→ **PROMPT**: Go through the listing beneath this task and return every line that carries the string "意祥瑞的民间美术".

(Stored entries)

┄┄┄┄┄┄

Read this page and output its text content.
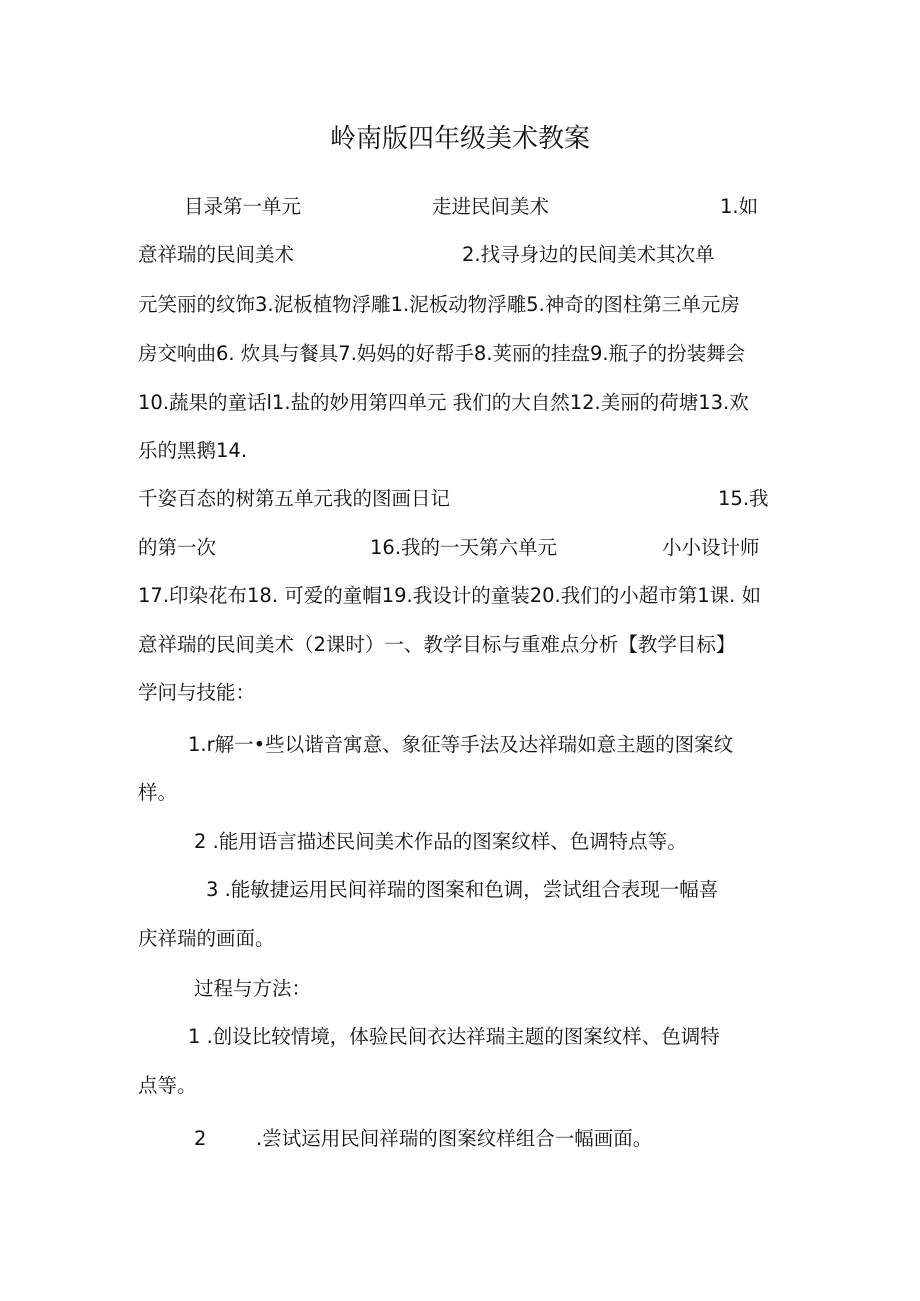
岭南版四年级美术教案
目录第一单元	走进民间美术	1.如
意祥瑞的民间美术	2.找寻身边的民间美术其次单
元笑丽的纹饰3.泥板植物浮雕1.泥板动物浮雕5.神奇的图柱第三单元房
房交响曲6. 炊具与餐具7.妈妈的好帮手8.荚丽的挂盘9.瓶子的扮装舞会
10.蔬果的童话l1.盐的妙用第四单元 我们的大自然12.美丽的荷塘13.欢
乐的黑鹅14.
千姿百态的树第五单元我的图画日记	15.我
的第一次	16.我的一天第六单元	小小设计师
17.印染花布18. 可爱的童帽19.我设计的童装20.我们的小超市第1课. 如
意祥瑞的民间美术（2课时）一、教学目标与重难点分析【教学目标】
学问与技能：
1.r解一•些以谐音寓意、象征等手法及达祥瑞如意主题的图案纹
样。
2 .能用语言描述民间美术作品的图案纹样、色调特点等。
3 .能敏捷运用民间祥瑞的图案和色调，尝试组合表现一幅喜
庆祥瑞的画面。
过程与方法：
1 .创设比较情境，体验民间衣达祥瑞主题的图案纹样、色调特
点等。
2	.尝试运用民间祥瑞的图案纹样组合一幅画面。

┄┄┄┄┄┄

→ **RESULT**:
意祥瑞的民间美术	2.找寻身边的民间美术其次单
意祥瑞的民间美术（2课时）一、教学目标与重难点分析【教学目标】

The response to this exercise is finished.